STATED GOAL -> With the pictures omitted, write out the entries that follow exactly as they stand.

DATA PROVIDED ->

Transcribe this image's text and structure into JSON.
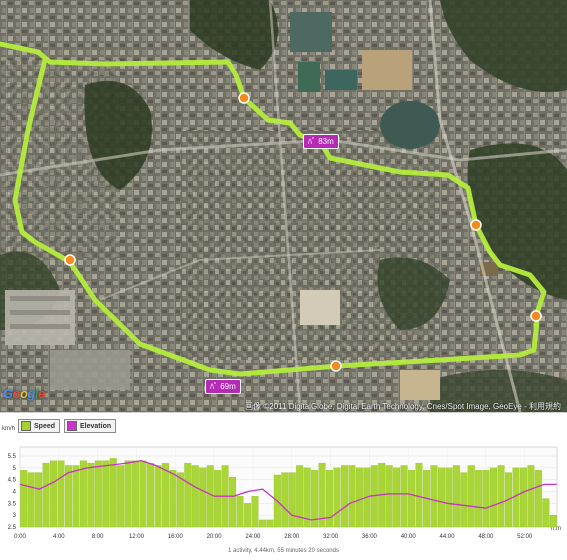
{
  "map": {
    "elevation_markers": [
      "ﾊﾟ 83m",
      "ﾊﾟ 69m"
    ],
    "copyright": "画像 ©2011 DigitalGlobe, Digital Earth Technology, Cnes/Spot Image, GeoEye - 利用規約",
    "logo": "Google"
  },
  "chart": {
    "legend": [
      {
        "label": "Speed",
        "color": "#a6d22e"
      },
      {
        "label": "Elevation",
        "color": "#cc33cc"
      }
    ],
    "y_unit": "km/h",
    "x_unit": "h:m",
    "summary": "1 activity, 4.44km, 55 minutes 20 seconds"
  },
  "chart_data": {
    "type": "bar",
    "xlabel": "h:m",
    "ylabel": "km/h",
    "xlim": [
      0,
      55.33
    ],
    "ylim": [
      2.5,
      5.5
    ],
    "x_ticks": [
      "0:00",
      "4:00",
      "8:00",
      "12:00",
      "16:00",
      "20:00",
      "24:00",
      "28:00",
      "32:00",
      "36:00",
      "40:00",
      "44:00",
      "48:00",
      "52:00"
    ],
    "y_ticks": [
      "5.5",
      "5",
      "4.5",
      "4",
      "3.5",
      "3",
      "2.5"
    ],
    "series": [
      {
        "name": "Speed",
        "values": [
          4.9,
          4.8,
          4.8,
          5.2,
          5.3,
          5.3,
          5.1,
          5.1,
          5.3,
          5.2,
          5.3,
          5.3,
          5.4,
          5.1,
          5.3,
          5.3,
          5.3,
          5.2,
          5.1,
          5.2,
          4.9,
          4.8,
          5.2,
          5.1,
          5.0,
          5.1,
          4.9,
          5.1,
          4.6,
          3.8,
          3.5,
          3.8,
          2.8,
          2.8,
          4.7,
          4.8,
          4.8,
          5.1,
          5.0,
          4.9,
          5.2,
          4.9,
          5.0,
          5.1,
          5.1,
          5.0,
          5.0,
          5.1,
          5.2,
          5.1,
          5.0,
          5.1,
          4.9,
          5.2,
          4.9,
          5.1,
          5.0,
          5.0,
          5.1,
          4.8,
          5.1,
          4.9,
          4.9,
          5.0,
          5.1,
          4.8,
          5.0,
          5.0,
          5.1,
          4.9,
          3.7,
          3.0
        ]
      },
      {
        "name": "Elevation",
        "x": [
          0,
          2,
          3.5,
          5,
          7,
          9,
          11,
          12.5,
          14,
          16,
          18,
          20,
          22,
          23.5,
          25,
          26.5,
          28,
          30,
          32,
          34,
          36,
          38,
          40,
          42,
          44,
          46,
          48,
          50,
          52,
          54,
          55.3
        ],
        "values": [
          4.3,
          4.1,
          4.4,
          4.8,
          5.0,
          5.1,
          5.2,
          5.3,
          5.1,
          4.7,
          4.2,
          3.8,
          3.8,
          4.0,
          4.1,
          3.6,
          3.0,
          2.8,
          2.9,
          3.5,
          3.8,
          3.9,
          3.9,
          3.7,
          3.5,
          3.4,
          3.3,
          3.6,
          4.0,
          4.3,
          4.3
        ]
      }
    ]
  }
}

TASK SOLUTION ->
Transcribe this image's text and structure into JSON.
{
  "map": {
    "elevation_markers": [
      "ﾊﾟ 83m",
      "ﾊﾟ 69m"
    ],
    "copyright": "画像 ©2011 DigitalGlobe, Digital Earth Technology, Cnes/Spot Image, GeoEye - 利用規約",
    "logo": "Google"
  },
  "chart": {
    "legend": [
      {
        "label": "Speed",
        "color": "#a6d22e"
      },
      {
        "label": "Elevation",
        "color": "#cc33cc"
      }
    ],
    "y_unit": "km/h",
    "x_unit": "h:m",
    "summary": "1 activity, 4.44km, 55 minutes 20 seconds"
  },
  "chart_data": {
    "type": "bar",
    "xlabel": "h:m",
    "ylabel": "km/h",
    "xlim": [
      0,
      55.33
    ],
    "ylim": [
      2.5,
      5.5
    ],
    "x_ticks": [
      "0:00",
      "4:00",
      "8:00",
      "12:00",
      "16:00",
      "20:00",
      "24:00",
      "28:00",
      "32:00",
      "36:00",
      "40:00",
      "44:00",
      "48:00",
      "52:00"
    ],
    "y_ticks": [
      "5.5",
      "5",
      "4.5",
      "4",
      "3.5",
      "3",
      "2.5"
    ],
    "series": [
      {
        "name": "Speed",
        "values": [
          4.9,
          4.8,
          4.8,
          5.2,
          5.3,
          5.3,
          5.1,
          5.1,
          5.3,
          5.2,
          5.3,
          5.3,
          5.4,
          5.1,
          5.3,
          5.3,
          5.3,
          5.2,
          5.1,
          5.2,
          4.9,
          4.8,
          5.2,
          5.1,
          5.0,
          5.1,
          4.9,
          5.1,
          4.6,
          3.8,
          3.5,
          3.8,
          2.8,
          2.8,
          4.7,
          4.8,
          4.8,
          5.1,
          5.0,
          4.9,
          5.2,
          4.9,
          5.0,
          5.1,
          5.1,
          5.0,
          5.0,
          5.1,
          5.2,
          5.1,
          5.0,
          5.1,
          4.9,
          5.2,
          4.9,
          5.1,
          5.0,
          5.0,
          5.1,
          4.8,
          5.1,
          4.9,
          4.9,
          5.0,
          5.1,
          4.8,
          5.0,
          5.0,
          5.1,
          4.9,
          3.7,
          3.0
        ]
      },
      {
        "name": "Elevation",
        "x": [
          0,
          2,
          3.5,
          5,
          7,
          9,
          11,
          12.5,
          14,
          16,
          18,
          20,
          22,
          23.5,
          25,
          26.5,
          28,
          30,
          32,
          34,
          36,
          38,
          40,
          42,
          44,
          46,
          48,
          50,
          52,
          54,
          55.3
        ],
        "values": [
          4.3,
          4.1,
          4.4,
          4.8,
          5.0,
          5.1,
          5.2,
          5.3,
          5.1,
          4.7,
          4.2,
          3.8,
          3.8,
          4.0,
          4.1,
          3.6,
          3.0,
          2.8,
          2.9,
          3.5,
          3.8,
          3.9,
          3.9,
          3.7,
          3.5,
          3.4,
          3.3,
          3.6,
          4.0,
          4.3,
          4.3
        ]
      }
    ]
  }
}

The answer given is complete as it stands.